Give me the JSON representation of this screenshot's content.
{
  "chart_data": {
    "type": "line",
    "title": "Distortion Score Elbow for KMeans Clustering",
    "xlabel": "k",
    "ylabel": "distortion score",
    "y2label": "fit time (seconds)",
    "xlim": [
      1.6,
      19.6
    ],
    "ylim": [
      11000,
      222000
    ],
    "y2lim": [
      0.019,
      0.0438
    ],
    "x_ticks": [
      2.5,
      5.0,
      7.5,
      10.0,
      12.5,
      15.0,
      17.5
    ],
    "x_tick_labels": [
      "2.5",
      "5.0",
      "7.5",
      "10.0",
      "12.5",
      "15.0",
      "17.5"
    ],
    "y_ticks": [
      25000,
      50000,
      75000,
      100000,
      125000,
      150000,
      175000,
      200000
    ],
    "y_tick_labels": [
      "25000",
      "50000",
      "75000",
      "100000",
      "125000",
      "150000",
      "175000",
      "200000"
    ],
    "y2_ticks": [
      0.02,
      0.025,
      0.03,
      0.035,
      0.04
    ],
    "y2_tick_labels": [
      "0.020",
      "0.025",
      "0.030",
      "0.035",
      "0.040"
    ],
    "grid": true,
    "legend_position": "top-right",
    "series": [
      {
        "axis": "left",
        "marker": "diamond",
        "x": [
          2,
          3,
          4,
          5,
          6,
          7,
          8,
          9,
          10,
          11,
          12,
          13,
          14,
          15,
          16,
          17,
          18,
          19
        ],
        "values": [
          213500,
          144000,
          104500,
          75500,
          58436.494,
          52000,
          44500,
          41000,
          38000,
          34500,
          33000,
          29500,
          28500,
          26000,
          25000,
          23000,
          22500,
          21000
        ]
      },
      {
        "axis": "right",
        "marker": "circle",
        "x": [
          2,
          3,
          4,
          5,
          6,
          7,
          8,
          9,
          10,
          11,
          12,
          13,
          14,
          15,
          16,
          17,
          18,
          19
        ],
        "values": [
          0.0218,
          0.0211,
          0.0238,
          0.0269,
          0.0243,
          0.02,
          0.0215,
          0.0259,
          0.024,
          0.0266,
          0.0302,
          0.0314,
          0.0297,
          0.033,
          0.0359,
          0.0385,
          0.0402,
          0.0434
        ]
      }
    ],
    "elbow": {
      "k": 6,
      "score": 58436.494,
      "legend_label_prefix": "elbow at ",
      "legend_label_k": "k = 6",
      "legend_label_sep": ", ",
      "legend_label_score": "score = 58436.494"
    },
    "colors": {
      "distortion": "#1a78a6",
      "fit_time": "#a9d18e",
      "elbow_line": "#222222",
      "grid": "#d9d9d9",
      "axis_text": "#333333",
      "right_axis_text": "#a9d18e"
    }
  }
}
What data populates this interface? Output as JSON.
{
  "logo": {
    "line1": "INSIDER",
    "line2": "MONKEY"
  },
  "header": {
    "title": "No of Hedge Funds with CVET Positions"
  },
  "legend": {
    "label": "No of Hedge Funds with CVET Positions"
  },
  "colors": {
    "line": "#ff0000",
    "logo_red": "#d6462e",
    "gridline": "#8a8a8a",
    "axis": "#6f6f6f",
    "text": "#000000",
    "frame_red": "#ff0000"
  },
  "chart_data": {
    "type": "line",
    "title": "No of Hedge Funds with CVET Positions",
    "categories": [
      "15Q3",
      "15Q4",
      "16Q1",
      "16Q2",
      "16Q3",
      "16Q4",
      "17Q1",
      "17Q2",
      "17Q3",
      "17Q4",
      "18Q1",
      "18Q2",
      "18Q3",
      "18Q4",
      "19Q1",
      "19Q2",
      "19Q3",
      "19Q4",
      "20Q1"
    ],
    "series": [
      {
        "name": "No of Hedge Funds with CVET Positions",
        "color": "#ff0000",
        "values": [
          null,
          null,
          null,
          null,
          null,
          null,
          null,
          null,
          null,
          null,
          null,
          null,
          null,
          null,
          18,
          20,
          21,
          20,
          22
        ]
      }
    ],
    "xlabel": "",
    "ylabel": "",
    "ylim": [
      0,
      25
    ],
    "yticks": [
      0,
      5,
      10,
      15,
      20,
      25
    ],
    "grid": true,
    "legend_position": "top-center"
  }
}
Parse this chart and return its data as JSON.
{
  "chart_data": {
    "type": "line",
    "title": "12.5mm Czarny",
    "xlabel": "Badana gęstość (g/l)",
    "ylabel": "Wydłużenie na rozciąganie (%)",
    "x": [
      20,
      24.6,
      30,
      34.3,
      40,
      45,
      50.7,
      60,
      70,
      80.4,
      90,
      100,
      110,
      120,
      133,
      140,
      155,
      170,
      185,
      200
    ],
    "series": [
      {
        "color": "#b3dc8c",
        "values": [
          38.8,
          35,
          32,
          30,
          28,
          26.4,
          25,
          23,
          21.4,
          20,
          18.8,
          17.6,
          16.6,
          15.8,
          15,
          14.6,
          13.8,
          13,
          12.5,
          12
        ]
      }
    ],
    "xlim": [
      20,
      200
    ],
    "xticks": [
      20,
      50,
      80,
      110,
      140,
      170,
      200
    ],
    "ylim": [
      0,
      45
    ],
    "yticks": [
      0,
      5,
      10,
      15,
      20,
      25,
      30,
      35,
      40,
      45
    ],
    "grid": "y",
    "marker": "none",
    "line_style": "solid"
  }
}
___
To do: Each entry above is to be quoted exactly.

Written response:
Give me the JSON representation of this screenshot's content.
{
  "chart_data": {
    "type": "line",
    "title": "Distortion Score Elbow for KMeans Clustering",
    "xlabel": "k",
    "ylabel": "distortion score",
    "y2label": "fit time (seconds)",
    "xlim": [
      1.6,
      19.6
    ],
    "ylim": [
      11000,
      222000
    ],
    "y2lim": [
      0.019,
      0.0438
    ],
    "x_ticks": [
      2.5,
      5.0,
      7.5,
      10.0,
      12.5,
      15.0,
      17.5
    ],
    "x_tick_labels": [
      "2.5",
      "5.0",
      "7.5",
      "10.0",
      "12.5",
      "15.0",
      "17.5"
    ],
    "y_ticks": [
      25000,
      50000,
      75000,
      100000,
      125000,
      150000,
      175000,
      200000
    ],
    "y_tick_labels": [
      "25000",
      "50000",
      "75000",
      "100000",
      "125000",
      "150000",
      "175000",
      "200000"
    ],
    "y2_ticks": [
      0.02,
      0.025,
      0.03,
      0.035,
      0.04
    ],
    "y2_tick_labels": [
      "0.020",
      "0.025",
      "0.030",
      "0.035",
      "0.040"
    ],
    "grid": true,
    "legend_position": "top-right",
    "series": [
      {
        "axis": "left",
        "marker": "diamond",
        "x": [
          2,
          3,
          4,
          5,
          6,
          7,
          8,
          9,
          10,
          11,
          12,
          13,
          14,
          15,
          16,
          17,
          18,
          19
        ],
        "values": [
          213500,
          144000,
          104500,
          75500,
          58436.494,
          52000,
          44500,
          41000,
          38000,
          34500,
          33000,
          29500,
          28500,
          26000,
          25000,
          23000,
          22500,
          21000
        ]
      },
      {
        "axis": "right",
        "marker": "circle",
        "x": [
          2,
          3,
          4,
          5,
          6,
          7,
          8,
          9,
          10,
          11,
          12,
          13,
          14,
          15,
          16,
          17,
          18,
          19
        ],
        "values": [
          0.0218,
          0.0211,
          0.0238,
          0.0269,
          0.0243,
          0.02,
          0.0215,
          0.0259,
          0.024,
          0.0266,
          0.0302,
          0.0314,
          0.0297,
          0.033,
          0.0359,
          0.0385,
          0.0402,
          0.0434
        ]
      }
    ],
    "elbow": {
      "k": 6,
      "score": 58436.494,
      "legend_label_prefix": "elbow at ",
      "legend_label_k": "k = 6",
      "legend_label_sep": ", ",
      "legend_label_score": "score = 58436.494"
    },
    "colors": {
      "distortion": "#1a78a6",
      "fit_time": "#a9d18e",
      "elbow_line": "#222222",
      "grid": "#d9d9d9",
      "axis_text": "#333333",
      "right_axis_text": "#a9d18e"
    }
  }
}
What data populates this interface? Output as JSON.
{
  "logo": {
    "line1": "INSIDER",
    "line2": "MONKEY"
  },
  "header": {
    "title": "No of Hedge Funds with CVET Positions"
  },
  "legend": {
    "label": "No of Hedge Funds with CVET Positions"
  },
  "colors": {
    "line": "#ff0000",
    "logo_red": "#d6462e",
    "gridline": "#8a8a8a",
    "axis": "#6f6f6f",
    "text": "#000000",
    "frame_red": "#ff0000"
  },
  "chart_data": {
    "type": "line",
    "title": "No of Hedge Funds with CVET Positions",
    "categories": [
      "15Q3",
      "15Q4",
      "16Q1",
      "16Q2",
      "16Q3",
      "16Q4",
      "17Q1",
      "17Q2",
      "17Q3",
      "17Q4",
      "18Q1",
      "18Q2",
      "18Q3",
      "18Q4",
      "19Q1",
      "19Q2",
      "19Q3",
      "19Q4",
      "20Q1"
    ],
    "series": [
      {
        "name": "No of Hedge Funds with CVET Positions",
        "color": "#ff0000",
        "values": [
          null,
          null,
          null,
          null,
          null,
          null,
          null,
          null,
          null,
          null,
          null,
          null,
          null,
          null,
          18,
          20,
          21,
          20,
          22
        ]
      }
    ],
    "xlabel": "",
    "ylabel": "",
    "ylim": [
      0,
      25
    ],
    "yticks": [
      0,
      5,
      10,
      15,
      20,
      25
    ],
    "grid": true,
    "legend_position": "top-center"
  }
}
Parse this chart and return its data as JSON.
{
  "chart_data": {
    "type": "line",
    "title": "12.5mm Czarny",
    "xlabel": "Badana gęstość (g/l)",
    "ylabel": "Wydłużenie na rozciąganie (%)",
    "x": [
      20,
      24.6,
      30,
      34.3,
      40,
      45,
      50.7,
      60,
      70,
      80.4,
      90,
      100,
      110,
      120,
      133,
      140,
      155,
      170,
      185,
      200
    ],
    "series": [
      {
        "color": "#b3dc8c",
        "values": [
          38.8,
          35,
          32,
          30,
          28,
          26.4,
          25,
          23,
          21.4,
          20,
          18.8,
          17.6,
          16.6,
          15.8,
          15,
          14.6,
          13.8,
          13,
          12.5,
          12
        ]
      }
    ],
    "xlim": [
      20,
      200
    ],
    "xticks": [
      20,
      50,
      80,
      110,
      140,
      170,
      200
    ],
    "ylim": [
      0,
      45
    ],
    "yticks": [
      0,
      5,
      10,
      15,
      20,
      25,
      30,
      35,
      40,
      45
    ],
    "grid": "y",
    "marker": "none",
    "line_style": "solid"
  }
}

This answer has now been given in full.